__AIM OF THE EXERCISE__: Leave out the images and repeat the listing below without a single change.

++++ PROVIDED INFORMATION

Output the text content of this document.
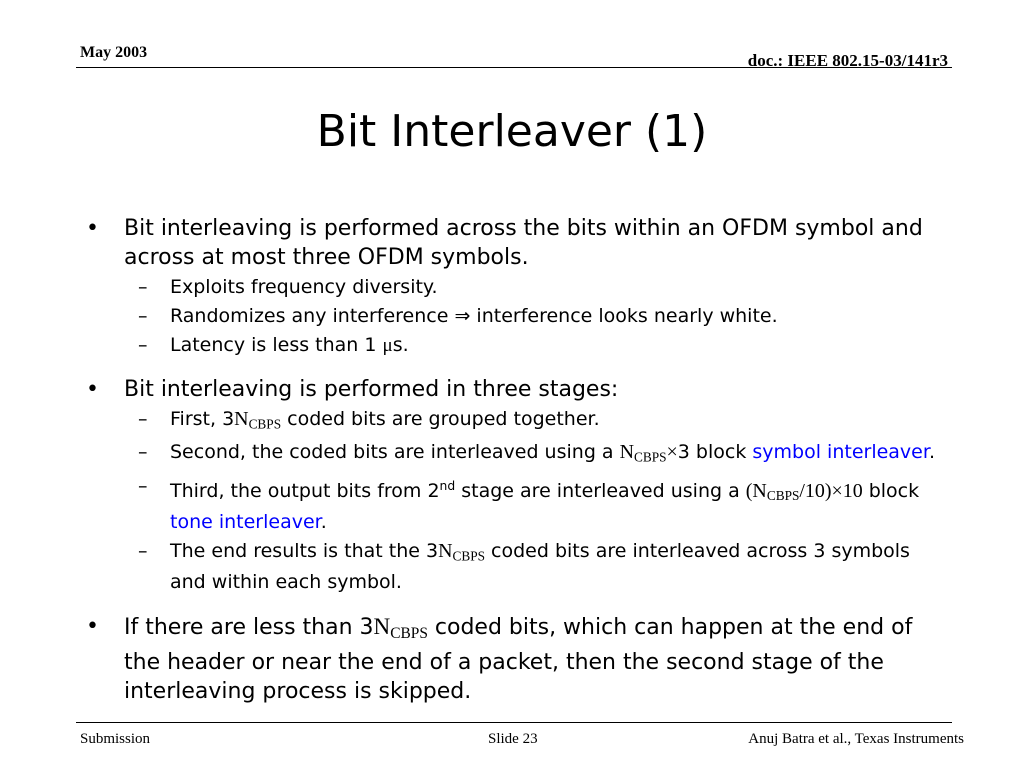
May 2003	doc.: IEEE 802.15-03/141r3
Bit Interleaver (1)
• Bit interleaving is performed across the bits within an OFDM symbol and across at most three OFDM symbols.
– Exploits frequency diversity.
– Randomizes any interference ⇒ interference looks nearly white.
– Latency is less than 1 μs.
• Bit interleaving is performed in three stages:
– First, $3N_{CBPS}$ coded bits are grouped together.
– Second, the coded bits are interleaved using a $N_{CBPS}\times 3$ block symbol interleaver.
– Third, the output bits from 2nd stage are interleaved using a $(N_{CBPS}/10)\times 10$ block tone interleaver.
– The end results is that the $3N_{CBPS}$ coded bits are interleaved across 3 symbols and within each symbol.
• If there are less than $3N_{CBPS}$ coded bits, which can happen at the end of the header or near the end of a packet, then the second stage of the interleaving process is skipped.
Submission	Slide 23	Anuj Batra et al., Texas Instruments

++++++++

__THE RESULT__:
Output the text content of this document.
May 2003	doc.: IEEE 802.15-03/141r3
Bit Interleaver (1)
• Bit interleaving is performed across the bits within an OFDM symbol and across at most three OFDM symbols.
– Exploits frequency diversity.
– Randomizes any interference ⇒ interference looks nearly white.
– Latency is less than 1 μs.
• Bit interleaving is performed in three stages:
– First, $3N_{CBPS}$ coded bits are grouped together.
– Second, the coded bits are interleaved using a $N_{CBPS}\times 3$ block symbol interleaver.
– Third, the output bits from 2nd stage are interleaved using a $(N_{CBPS}/10)\times 10$ block tone interleaver.
– The end results is that the $3N_{CBPS}$ coded bits are interleaved across 3 symbols and within each symbol.
• If there are less than $3N_{CBPS}$ coded bits, which can happen at the end of the header or near the end of a packet, then the second stage of the interleaving process is skipped.
Submission	Slide 23	Anuj Batra et al., Texas Instruments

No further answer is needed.